Output the data below in full, character for character.

EXTRACTED ENTRIES:
════

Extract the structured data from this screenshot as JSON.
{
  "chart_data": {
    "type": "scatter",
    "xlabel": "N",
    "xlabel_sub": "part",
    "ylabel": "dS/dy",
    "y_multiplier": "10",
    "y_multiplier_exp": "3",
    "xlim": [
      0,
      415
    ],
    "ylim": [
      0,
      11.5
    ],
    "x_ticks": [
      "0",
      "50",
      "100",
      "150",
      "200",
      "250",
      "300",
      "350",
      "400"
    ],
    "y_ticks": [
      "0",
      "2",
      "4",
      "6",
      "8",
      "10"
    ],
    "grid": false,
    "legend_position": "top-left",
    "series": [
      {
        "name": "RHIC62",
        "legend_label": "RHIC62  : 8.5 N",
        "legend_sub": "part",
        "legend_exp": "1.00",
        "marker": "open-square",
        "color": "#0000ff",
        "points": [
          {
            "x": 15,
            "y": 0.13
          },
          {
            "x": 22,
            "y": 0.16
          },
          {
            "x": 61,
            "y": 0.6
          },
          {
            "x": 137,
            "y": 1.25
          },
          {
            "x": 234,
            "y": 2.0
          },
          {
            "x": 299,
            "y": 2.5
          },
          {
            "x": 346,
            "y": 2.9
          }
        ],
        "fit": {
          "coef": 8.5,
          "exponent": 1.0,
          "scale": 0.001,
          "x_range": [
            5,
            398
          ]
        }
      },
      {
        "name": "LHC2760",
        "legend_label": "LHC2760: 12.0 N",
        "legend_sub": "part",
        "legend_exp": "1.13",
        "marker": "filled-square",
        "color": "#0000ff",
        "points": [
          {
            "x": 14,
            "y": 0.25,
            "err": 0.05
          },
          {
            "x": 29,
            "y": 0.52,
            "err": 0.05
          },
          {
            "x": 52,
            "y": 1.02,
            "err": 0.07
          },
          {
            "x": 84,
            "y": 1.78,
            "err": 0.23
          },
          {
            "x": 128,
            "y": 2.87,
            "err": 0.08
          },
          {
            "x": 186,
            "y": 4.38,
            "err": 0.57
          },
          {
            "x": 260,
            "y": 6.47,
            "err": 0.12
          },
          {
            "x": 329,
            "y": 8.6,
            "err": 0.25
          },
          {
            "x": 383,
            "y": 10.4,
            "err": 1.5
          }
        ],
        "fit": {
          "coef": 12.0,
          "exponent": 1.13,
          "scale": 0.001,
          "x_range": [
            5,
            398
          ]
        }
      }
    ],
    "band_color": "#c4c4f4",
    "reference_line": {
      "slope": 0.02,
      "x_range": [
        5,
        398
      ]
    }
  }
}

════

SOLUTION TO THIS TASK:
Extract the structured data from this screenshot as JSON.
{
  "chart_data": {
    "type": "scatter",
    "xlabel": "N",
    "xlabel_sub": "part",
    "ylabel": "dS/dy",
    "y_multiplier": "10",
    "y_multiplier_exp": "3",
    "xlim": [
      0,
      415
    ],
    "ylim": [
      0,
      11.5
    ],
    "x_ticks": [
      "0",
      "50",
      "100",
      "150",
      "200",
      "250",
      "300",
      "350",
      "400"
    ],
    "y_ticks": [
      "0",
      "2",
      "4",
      "6",
      "8",
      "10"
    ],
    "grid": false,
    "legend_position": "top-left",
    "series": [
      {
        "name": "RHIC62",
        "legend_label": "RHIC62  : 8.5 N",
        "legend_sub": "part",
        "legend_exp": "1.00",
        "marker": "open-square",
        "color": "#0000ff",
        "points": [
          {
            "x": 15,
            "y": 0.13
          },
          {
            "x": 22,
            "y": 0.16
          },
          {
            "x": 61,
            "y": 0.6
          },
          {
            "x": 137,
            "y": 1.25
          },
          {
            "x": 234,
            "y": 2.0
          },
          {
            "x": 299,
            "y": 2.5
          },
          {
            "x": 346,
            "y": 2.9
          }
        ],
        "fit": {
          "coef": 8.5,
          "exponent": 1.0,
          "scale": 0.001,
          "x_range": [
            5,
            398
          ]
        }
      },
      {
        "name": "LHC2760",
        "legend_label": "LHC2760: 12.0 N",
        "legend_sub": "part",
        "legend_exp": "1.13",
        "marker": "filled-square",
        "color": "#0000ff",
        "points": [
          {
            "x": 14,
            "y": 0.25,
            "err": 0.05
          },
          {
            "x": 29,
            "y": 0.52,
            "err": 0.05
          },
          {
            "x": 52,
            "y": 1.02,
            "err": 0.07
          },
          {
            "x": 84,
            "y": 1.78,
            "err": 0.23
          },
          {
            "x": 128,
            "y": 2.87,
            "err": 0.08
          },
          {
            "x": 186,
            "y": 4.38,
            "err": 0.57
          },
          {
            "x": 260,
            "y": 6.47,
            "err": 0.12
          },
          {
            "x": 329,
            "y": 8.6,
            "err": 0.25
          },
          {
            "x": 383,
            "y": 10.4,
            "err": 1.5
          }
        ],
        "fit": {
          "coef": 12.0,
          "exponent": 1.13,
          "scale": 0.001,
          "x_range": [
            5,
            398
          ]
        }
      }
    ],
    "band_color": "#c4c4f4",
    "reference_line": {
      "slope": 0.02,
      "x_range": [
        5,
        398
      ]
    }
  }
}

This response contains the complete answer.